## [Directions]
Copy every entry word for word. Skip the pictures.

Recorded data
---

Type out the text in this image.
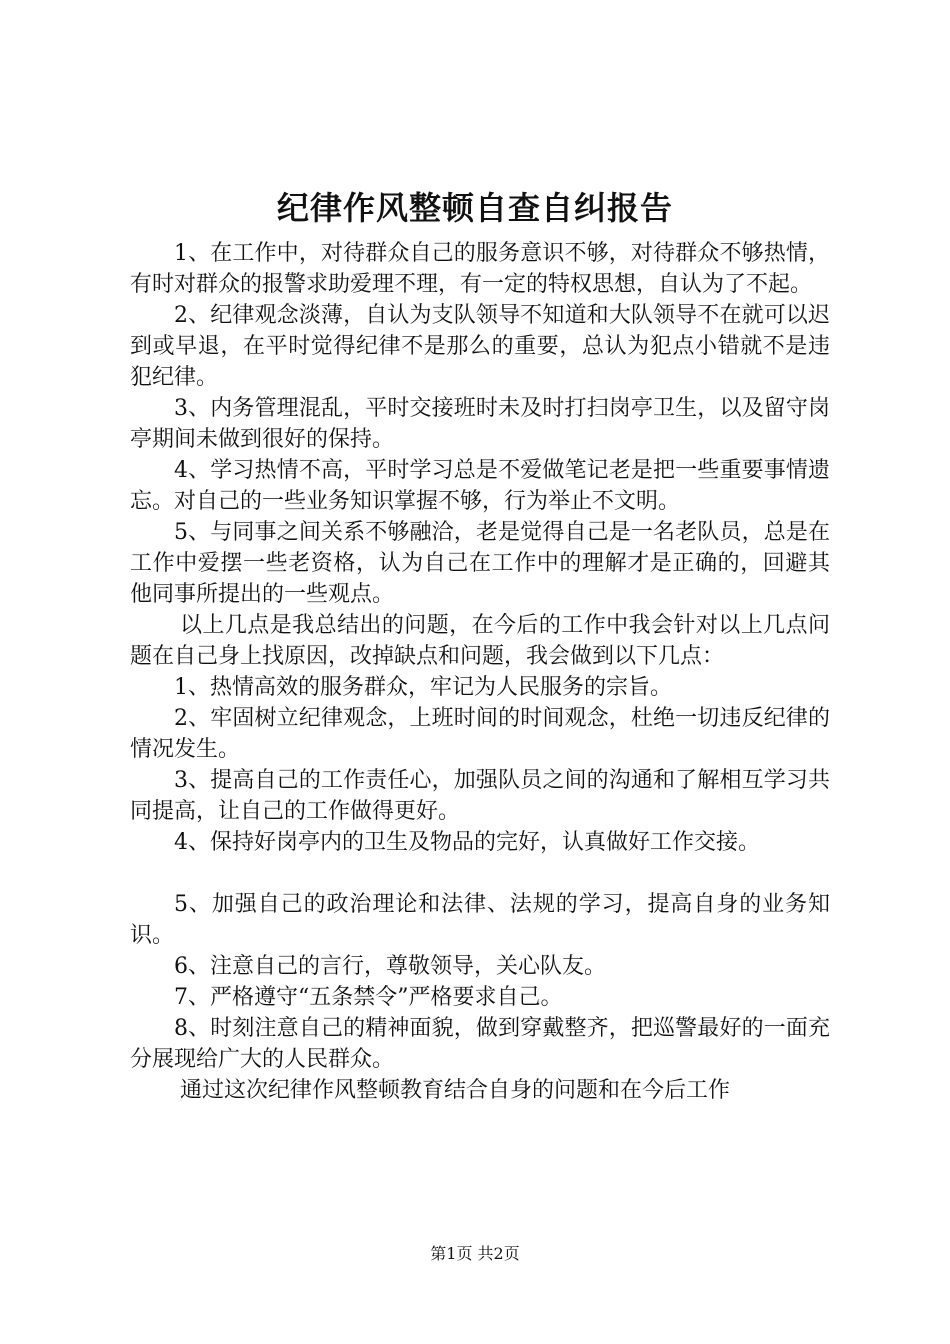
纪律作风整顿自查自纠报告

1、在工作中，对待群众自己的服务意识不够，对待群众不够热情，有时对群众的报警求助爱理不理，有一定的特权思想，自认为了不起。

2、纪律观念淡薄，自认为支队领导不知道和大队领导不在就可以迟到或早退，在平时觉得纪律不是那么的重要，总认为犯点小错就不是违犯纪律。

3、内务管理混乱，平时交接班时未及时打扫岗亭卫生，以及留守岗亭期间未做到很好的保持。

4、学习热情不高，平时学习总是不爱做笔记老是把一些重要事情遗忘。对自己的一些业务知识掌握不够，行为举止不文明。

5、与同事之间关系不够融洽，老是觉得自己是一名老队员，总是在工作中爱摆一些老资格，认为自己在工作中的理解才是正确的，回避其他同事所提出的一些观点。

以上几点是我总结出的问题，在今后的工作中我会针对以上几点问题在自己身上找原因，改掉缺点和问题，我会做到以下几点：

1、热情高效的服务群众，牢记为人民服务的宗旨。

2、牢固树立纪律观念，上班时间的时间观念，杜绝一切违反纪律的情况发生。

3、提高自己的工作责任心，加强队员之间的沟通和了解相互学习共同提高，让自己的工作做得更好。

4、保持好岗亭内的卫生及物品的完好，认真做好工作交接。

5、加强自己的政治理论和法律、法规的学习，提高自身的业务知识。

6、注意自己的言行，尊敬领导，关心队友。

7、严格遵守“五条禁令”严格要求自己。

8、时刻注意自己的精神面貌，做到穿戴整齐，把巡警最好的一面充分展现给广大的人民群众。

通过这次纪律作风整顿教育结合自身的问题和在今后工作

第1页 共2页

---

## [Exercise result]
Type out the text in this image.
纪律作风整顿自查自纠报告

1、在工作中，对待群众自己的服务意识不够，对待群众不够热情，有时对群众的报警求助爱理不理，有一定的特权思想，自认为了不起。

2、纪律观念淡薄，自认为支队领导不知道和大队领导不在就可以迟到或早退，在平时觉得纪律不是那么的重要，总认为犯点小错就不是违犯纪律。

3、内务管理混乱，平时交接班时未及时打扫岗亭卫生，以及留守岗亭期间未做到很好的保持。

4、学习热情不高，平时学习总是不爱做笔记老是把一些重要事情遗忘。对自己的一些业务知识掌握不够，行为举止不文明。

5、与同事之间关系不够融洽，老是觉得自己是一名老队员，总是在工作中爱摆一些老资格，认为自己在工作中的理解才是正确的，回避其他同事所提出的一些观点。

以上几点是我总结出的问题，在今后的工作中我会针对以上几点问题在自己身上找原因，改掉缺点和问题，我会做到以下几点：

1、热情高效的服务群众，牢记为人民服务的宗旨。

2、牢固树立纪律观念，上班时间的时间观念，杜绝一切违反纪律的情况发生。

3、提高自己的工作责任心，加强队员之间的沟通和了解相互学习共同提高，让自己的工作做得更好。

4、保持好岗亭内的卫生及物品的完好，认真做好工作交接。

5、加强自己的政治理论和法律、法规的学习，提高自身的业务知识。

6、注意自己的言行，尊敬领导，关心队友。

7、严格遵守“五条禁令”严格要求自己。

8、时刻注意自己的精神面貌，做到穿戴整齐，把巡警最好的一面充分展现给广大的人民群众。

通过这次纪律作风整顿教育结合自身的问题和在今后工作

第1页 共2页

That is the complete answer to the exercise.